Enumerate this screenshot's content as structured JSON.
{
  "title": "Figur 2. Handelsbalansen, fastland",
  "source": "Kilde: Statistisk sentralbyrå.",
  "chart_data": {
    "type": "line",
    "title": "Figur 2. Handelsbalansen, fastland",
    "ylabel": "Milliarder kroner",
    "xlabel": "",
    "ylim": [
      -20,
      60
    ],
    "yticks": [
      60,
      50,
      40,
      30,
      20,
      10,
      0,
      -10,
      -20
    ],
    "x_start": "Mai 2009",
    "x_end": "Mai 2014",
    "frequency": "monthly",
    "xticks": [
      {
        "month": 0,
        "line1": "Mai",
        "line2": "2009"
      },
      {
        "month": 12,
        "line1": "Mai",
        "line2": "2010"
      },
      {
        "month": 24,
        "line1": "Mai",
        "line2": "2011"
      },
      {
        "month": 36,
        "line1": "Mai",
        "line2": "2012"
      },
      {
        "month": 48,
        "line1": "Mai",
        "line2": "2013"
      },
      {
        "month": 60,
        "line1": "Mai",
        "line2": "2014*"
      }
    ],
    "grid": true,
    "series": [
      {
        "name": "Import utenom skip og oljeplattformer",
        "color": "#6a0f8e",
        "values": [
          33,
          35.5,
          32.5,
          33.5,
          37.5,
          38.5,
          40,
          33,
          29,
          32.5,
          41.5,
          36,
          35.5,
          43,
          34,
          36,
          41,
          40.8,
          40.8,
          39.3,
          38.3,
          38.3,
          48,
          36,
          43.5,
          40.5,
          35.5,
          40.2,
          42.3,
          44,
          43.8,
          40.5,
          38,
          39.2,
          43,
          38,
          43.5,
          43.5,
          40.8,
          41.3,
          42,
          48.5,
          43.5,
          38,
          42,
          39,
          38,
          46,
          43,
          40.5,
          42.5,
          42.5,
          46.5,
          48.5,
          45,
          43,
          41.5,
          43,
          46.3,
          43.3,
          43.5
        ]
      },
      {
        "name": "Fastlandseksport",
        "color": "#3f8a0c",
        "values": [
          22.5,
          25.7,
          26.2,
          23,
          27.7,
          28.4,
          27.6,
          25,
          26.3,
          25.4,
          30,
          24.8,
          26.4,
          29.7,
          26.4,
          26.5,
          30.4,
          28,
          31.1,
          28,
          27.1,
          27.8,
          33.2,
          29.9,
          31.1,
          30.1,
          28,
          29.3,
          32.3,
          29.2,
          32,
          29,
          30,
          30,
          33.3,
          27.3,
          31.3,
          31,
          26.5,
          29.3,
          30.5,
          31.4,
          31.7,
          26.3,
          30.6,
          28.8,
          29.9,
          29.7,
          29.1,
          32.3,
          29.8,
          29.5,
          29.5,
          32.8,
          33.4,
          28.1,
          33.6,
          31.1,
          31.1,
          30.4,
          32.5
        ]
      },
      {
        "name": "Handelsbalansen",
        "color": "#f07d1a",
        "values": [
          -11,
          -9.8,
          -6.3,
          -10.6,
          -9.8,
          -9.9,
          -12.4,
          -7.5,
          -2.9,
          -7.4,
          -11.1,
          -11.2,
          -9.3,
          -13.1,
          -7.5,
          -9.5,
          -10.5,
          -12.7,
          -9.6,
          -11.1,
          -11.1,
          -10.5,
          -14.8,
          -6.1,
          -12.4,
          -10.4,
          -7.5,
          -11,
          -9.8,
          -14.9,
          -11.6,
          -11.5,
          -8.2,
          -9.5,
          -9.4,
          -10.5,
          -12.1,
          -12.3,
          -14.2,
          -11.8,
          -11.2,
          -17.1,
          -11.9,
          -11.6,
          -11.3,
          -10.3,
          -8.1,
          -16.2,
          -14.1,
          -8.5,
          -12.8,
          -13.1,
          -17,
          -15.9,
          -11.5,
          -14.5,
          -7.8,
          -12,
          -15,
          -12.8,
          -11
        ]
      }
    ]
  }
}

########################################

AIM OF THE TASK
All of the entries need to be reproduced exactly; please write them out.

ANSWER TO THE EXERCISE
Enumerate this screenshot's content as structured JSON.
{
  "title": "Figur 2. Handelsbalansen, fastland",
  "source": "Kilde: Statistisk sentralbyrå.",
  "chart_data": {
    "type": "line",
    "title": "Figur 2. Handelsbalansen, fastland",
    "ylabel": "Milliarder kroner",
    "xlabel": "",
    "ylim": [
      -20,
      60
    ],
    "yticks": [
      60,
      50,
      40,
      30,
      20,
      10,
      0,
      -10,
      -20
    ],
    "x_start": "Mai 2009",
    "x_end": "Mai 2014",
    "frequency": "monthly",
    "xticks": [
      {
        "month": 0,
        "line1": "Mai",
        "line2": "2009"
      },
      {
        "month": 12,
        "line1": "Mai",
        "line2": "2010"
      },
      {
        "month": 24,
        "line1": "Mai",
        "line2": "2011"
      },
      {
        "month": 36,
        "line1": "Mai",
        "line2": "2012"
      },
      {
        "month": 48,
        "line1": "Mai",
        "line2": "2013"
      },
      {
        "month": 60,
        "line1": "Mai",
        "line2": "2014*"
      }
    ],
    "grid": true,
    "series": [
      {
        "name": "Import utenom skip og oljeplattformer",
        "color": "#6a0f8e",
        "values": [
          33,
          35.5,
          32.5,
          33.5,
          37.5,
          38.5,
          40,
          33,
          29,
          32.5,
          41.5,
          36,
          35.5,
          43,
          34,
          36,
          41,
          40.8,
          40.8,
          39.3,
          38.3,
          38.3,
          48,
          36,
          43.5,
          40.5,
          35.5,
          40.2,
          42.3,
          44,
          43.8,
          40.5,
          38,
          39.2,
          43,
          38,
          43.5,
          43.5,
          40.8,
          41.3,
          42,
          48.5,
          43.5,
          38,
          42,
          39,
          38,
          46,
          43,
          40.5,
          42.5,
          42.5,
          46.5,
          48.5,
          45,
          43,
          41.5,
          43,
          46.3,
          43.3,
          43.5
        ]
      },
      {
        "name": "Fastlandseksport",
        "color": "#3f8a0c",
        "values": [
          22.5,
          25.7,
          26.2,
          23,
          27.7,
          28.4,
          27.6,
          25,
          26.3,
          25.4,
          30,
          24.8,
          26.4,
          29.7,
          26.4,
          26.5,
          30.4,
          28,
          31.1,
          28,
          27.1,
          27.8,
          33.2,
          29.9,
          31.1,
          30.1,
          28,
          29.3,
          32.3,
          29.2,
          32,
          29,
          30,
          30,
          33.3,
          27.3,
          31.3,
          31,
          26.5,
          29.3,
          30.5,
          31.4,
          31.7,
          26.3,
          30.6,
          28.8,
          29.9,
          29.7,
          29.1,
          32.3,
          29.8,
          29.5,
          29.5,
          32.8,
          33.4,
          28.1,
          33.6,
          31.1,
          31.1,
          30.4,
          32.5
        ]
      },
      {
        "name": "Handelsbalansen",
        "color": "#f07d1a",
        "values": [
          -11,
          -9.8,
          -6.3,
          -10.6,
          -9.8,
          -9.9,
          -12.4,
          -7.5,
          -2.9,
          -7.4,
          -11.1,
          -11.2,
          -9.3,
          -13.1,
          -7.5,
          -9.5,
          -10.5,
          -12.7,
          -9.6,
          -11.1,
          -11.1,
          -10.5,
          -14.8,
          -6.1,
          -12.4,
          -10.4,
          -7.5,
          -11,
          -9.8,
          -14.9,
          -11.6,
          -11.5,
          -8.2,
          -9.5,
          -9.4,
          -10.5,
          -12.1,
          -12.3,
          -14.2,
          -11.8,
          -11.2,
          -17.1,
          -11.9,
          -11.6,
          -11.3,
          -10.3,
          -8.1,
          -16.2,
          -14.1,
          -8.5,
          -12.8,
          -13.1,
          -17,
          -15.9,
          -11.5,
          -14.5,
          -7.8,
          -12,
          -15,
          -12.8,
          -11
        ]
      }
    ]
  }
}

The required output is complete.